=== RECORDS ===

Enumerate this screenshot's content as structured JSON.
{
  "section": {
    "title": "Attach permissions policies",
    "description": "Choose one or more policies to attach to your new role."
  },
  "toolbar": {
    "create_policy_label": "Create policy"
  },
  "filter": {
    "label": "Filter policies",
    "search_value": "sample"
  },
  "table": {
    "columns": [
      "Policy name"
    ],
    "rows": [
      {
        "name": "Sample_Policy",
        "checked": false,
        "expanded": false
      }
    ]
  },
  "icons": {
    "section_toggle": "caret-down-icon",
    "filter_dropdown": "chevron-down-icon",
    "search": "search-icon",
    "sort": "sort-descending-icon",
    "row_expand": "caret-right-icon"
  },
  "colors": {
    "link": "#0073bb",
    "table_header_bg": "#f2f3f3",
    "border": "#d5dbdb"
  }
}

===
=== RECORDS ===

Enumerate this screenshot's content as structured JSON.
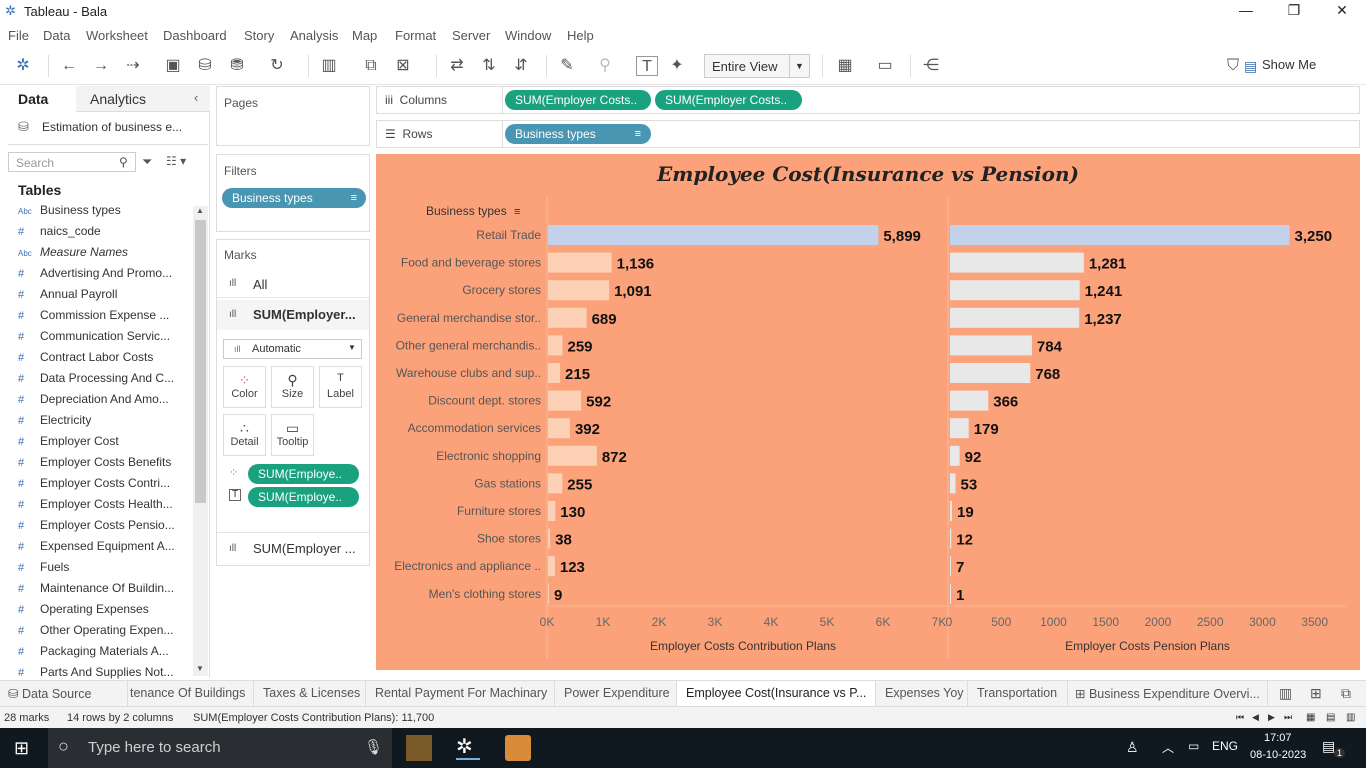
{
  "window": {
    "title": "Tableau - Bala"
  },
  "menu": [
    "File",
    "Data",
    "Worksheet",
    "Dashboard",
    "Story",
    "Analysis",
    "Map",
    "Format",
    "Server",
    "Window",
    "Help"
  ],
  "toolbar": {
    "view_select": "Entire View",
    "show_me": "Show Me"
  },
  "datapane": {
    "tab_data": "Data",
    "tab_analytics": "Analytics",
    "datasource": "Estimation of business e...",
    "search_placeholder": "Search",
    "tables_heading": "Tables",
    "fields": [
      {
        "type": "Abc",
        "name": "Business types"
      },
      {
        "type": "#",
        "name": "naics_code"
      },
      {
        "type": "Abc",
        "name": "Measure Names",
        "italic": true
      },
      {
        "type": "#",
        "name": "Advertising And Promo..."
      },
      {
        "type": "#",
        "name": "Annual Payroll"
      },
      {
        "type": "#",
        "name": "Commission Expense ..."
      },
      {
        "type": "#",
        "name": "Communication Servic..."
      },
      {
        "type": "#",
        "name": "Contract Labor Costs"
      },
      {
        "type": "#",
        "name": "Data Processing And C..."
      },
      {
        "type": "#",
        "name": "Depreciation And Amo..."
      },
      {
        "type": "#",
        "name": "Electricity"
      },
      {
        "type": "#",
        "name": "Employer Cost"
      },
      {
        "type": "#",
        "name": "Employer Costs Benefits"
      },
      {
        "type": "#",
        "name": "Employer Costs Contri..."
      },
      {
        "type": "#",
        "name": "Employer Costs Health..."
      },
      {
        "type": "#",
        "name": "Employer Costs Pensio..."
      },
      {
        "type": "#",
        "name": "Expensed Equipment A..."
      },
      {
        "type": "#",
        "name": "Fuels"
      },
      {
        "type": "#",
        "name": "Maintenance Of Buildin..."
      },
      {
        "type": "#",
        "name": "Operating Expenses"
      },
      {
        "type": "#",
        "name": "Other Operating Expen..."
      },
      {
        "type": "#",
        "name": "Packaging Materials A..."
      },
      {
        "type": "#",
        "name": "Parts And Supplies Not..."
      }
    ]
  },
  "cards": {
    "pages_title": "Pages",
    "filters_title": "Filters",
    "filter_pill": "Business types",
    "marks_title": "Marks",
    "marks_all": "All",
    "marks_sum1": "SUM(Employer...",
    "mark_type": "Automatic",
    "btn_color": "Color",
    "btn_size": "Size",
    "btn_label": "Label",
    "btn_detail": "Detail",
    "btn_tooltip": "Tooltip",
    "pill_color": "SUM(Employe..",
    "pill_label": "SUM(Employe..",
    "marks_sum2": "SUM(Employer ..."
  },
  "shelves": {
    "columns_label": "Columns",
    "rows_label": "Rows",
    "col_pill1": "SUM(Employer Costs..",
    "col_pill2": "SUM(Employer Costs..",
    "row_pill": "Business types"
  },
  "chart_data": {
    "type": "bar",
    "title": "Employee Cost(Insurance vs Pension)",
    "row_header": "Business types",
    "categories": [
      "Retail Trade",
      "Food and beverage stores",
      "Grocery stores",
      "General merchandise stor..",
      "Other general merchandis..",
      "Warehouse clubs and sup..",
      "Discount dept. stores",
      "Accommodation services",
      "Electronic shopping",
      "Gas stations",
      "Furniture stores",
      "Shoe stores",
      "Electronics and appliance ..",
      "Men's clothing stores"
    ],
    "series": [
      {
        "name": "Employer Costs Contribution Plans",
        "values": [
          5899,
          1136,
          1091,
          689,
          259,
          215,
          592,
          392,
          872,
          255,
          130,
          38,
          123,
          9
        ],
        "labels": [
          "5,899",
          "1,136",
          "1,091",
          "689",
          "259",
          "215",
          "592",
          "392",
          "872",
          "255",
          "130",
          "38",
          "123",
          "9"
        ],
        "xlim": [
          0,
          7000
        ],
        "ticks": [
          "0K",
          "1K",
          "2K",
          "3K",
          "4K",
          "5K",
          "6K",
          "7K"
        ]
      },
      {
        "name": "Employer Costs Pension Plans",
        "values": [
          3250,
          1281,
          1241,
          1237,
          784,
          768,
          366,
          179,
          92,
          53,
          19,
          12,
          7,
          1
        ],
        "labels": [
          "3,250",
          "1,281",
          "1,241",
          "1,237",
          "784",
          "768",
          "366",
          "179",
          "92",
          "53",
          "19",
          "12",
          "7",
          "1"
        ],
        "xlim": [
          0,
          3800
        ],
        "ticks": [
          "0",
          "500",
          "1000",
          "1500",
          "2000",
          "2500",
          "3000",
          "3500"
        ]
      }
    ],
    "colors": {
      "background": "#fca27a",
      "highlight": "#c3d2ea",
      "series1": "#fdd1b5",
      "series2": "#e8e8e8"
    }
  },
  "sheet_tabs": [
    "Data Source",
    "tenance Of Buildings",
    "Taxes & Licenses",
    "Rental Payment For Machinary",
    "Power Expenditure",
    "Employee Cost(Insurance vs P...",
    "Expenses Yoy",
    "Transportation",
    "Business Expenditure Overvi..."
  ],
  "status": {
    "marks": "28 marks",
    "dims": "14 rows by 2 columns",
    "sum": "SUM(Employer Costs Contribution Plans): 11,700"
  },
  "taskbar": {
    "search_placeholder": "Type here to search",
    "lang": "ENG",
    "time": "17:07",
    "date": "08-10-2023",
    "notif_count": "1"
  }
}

===
=== RECORDS ===

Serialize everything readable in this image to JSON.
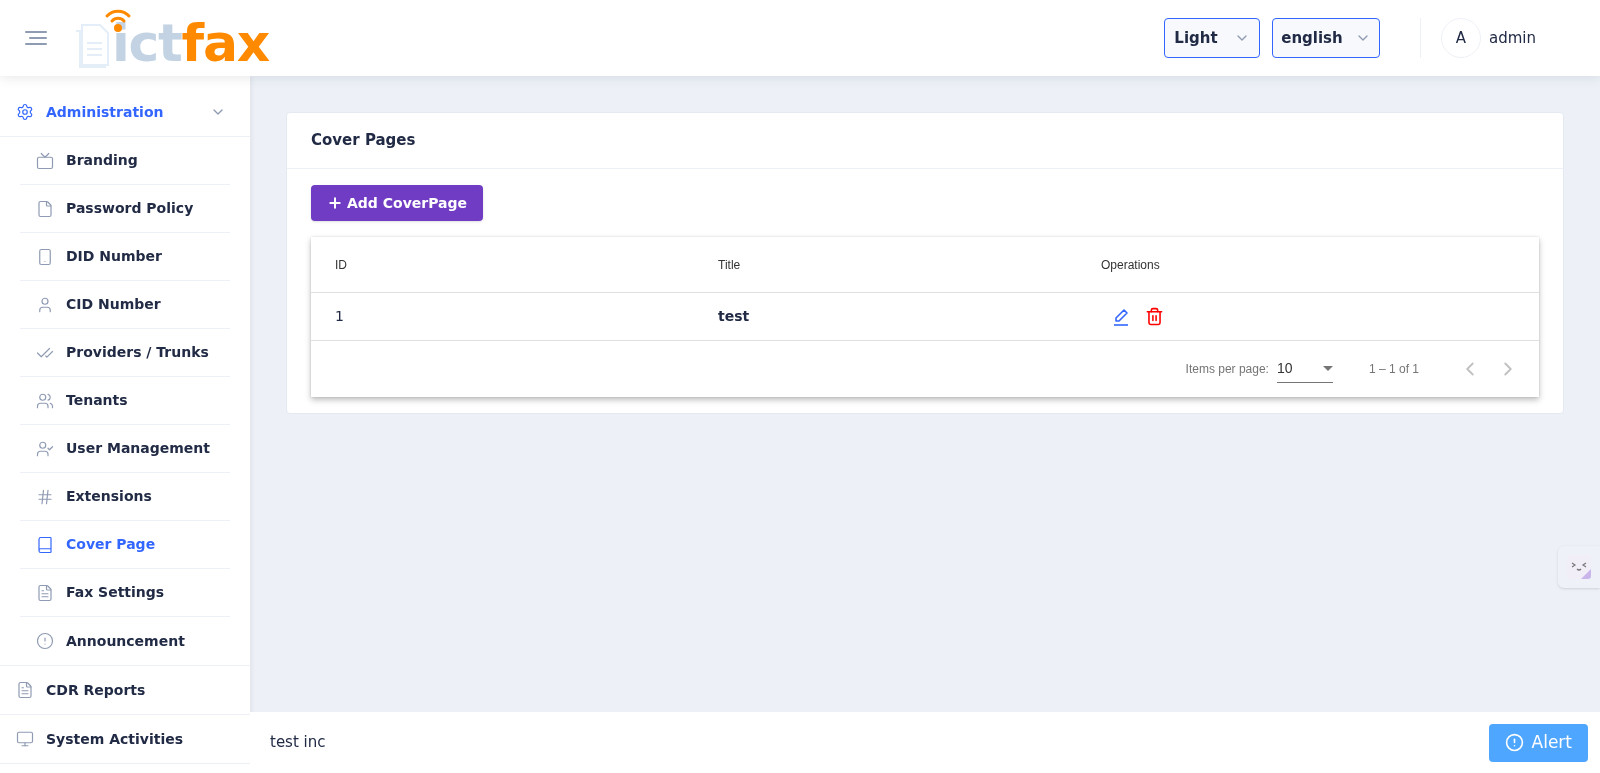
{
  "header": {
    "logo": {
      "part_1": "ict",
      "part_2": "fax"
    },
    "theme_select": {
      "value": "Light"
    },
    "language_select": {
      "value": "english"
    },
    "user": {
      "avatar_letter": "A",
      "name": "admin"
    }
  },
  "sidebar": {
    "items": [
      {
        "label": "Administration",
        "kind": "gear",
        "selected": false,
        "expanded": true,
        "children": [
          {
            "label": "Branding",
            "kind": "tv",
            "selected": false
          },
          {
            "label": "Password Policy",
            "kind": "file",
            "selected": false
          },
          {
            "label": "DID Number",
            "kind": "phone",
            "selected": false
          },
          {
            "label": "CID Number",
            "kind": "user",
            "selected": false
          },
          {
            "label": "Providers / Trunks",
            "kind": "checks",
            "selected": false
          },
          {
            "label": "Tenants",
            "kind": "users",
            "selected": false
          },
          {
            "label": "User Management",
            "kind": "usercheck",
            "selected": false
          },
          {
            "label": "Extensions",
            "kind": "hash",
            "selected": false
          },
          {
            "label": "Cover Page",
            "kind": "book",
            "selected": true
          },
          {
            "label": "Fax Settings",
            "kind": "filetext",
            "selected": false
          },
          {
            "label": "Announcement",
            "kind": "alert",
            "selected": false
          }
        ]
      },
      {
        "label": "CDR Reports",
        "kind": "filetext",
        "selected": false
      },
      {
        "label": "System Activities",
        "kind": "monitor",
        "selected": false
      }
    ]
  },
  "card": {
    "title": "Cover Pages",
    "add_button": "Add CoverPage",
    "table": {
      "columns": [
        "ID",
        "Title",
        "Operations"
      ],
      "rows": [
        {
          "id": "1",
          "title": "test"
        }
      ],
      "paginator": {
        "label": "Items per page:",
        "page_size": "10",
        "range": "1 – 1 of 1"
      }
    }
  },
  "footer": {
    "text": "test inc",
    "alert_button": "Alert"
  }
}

===

WHAT THE EXERCISE ASKS: Pull every line containing the word "caret" out of the material.

FULL SOLUTION:
    "section_toggle": "caret-down-icon",
    "row_expand": "caret-right-icon"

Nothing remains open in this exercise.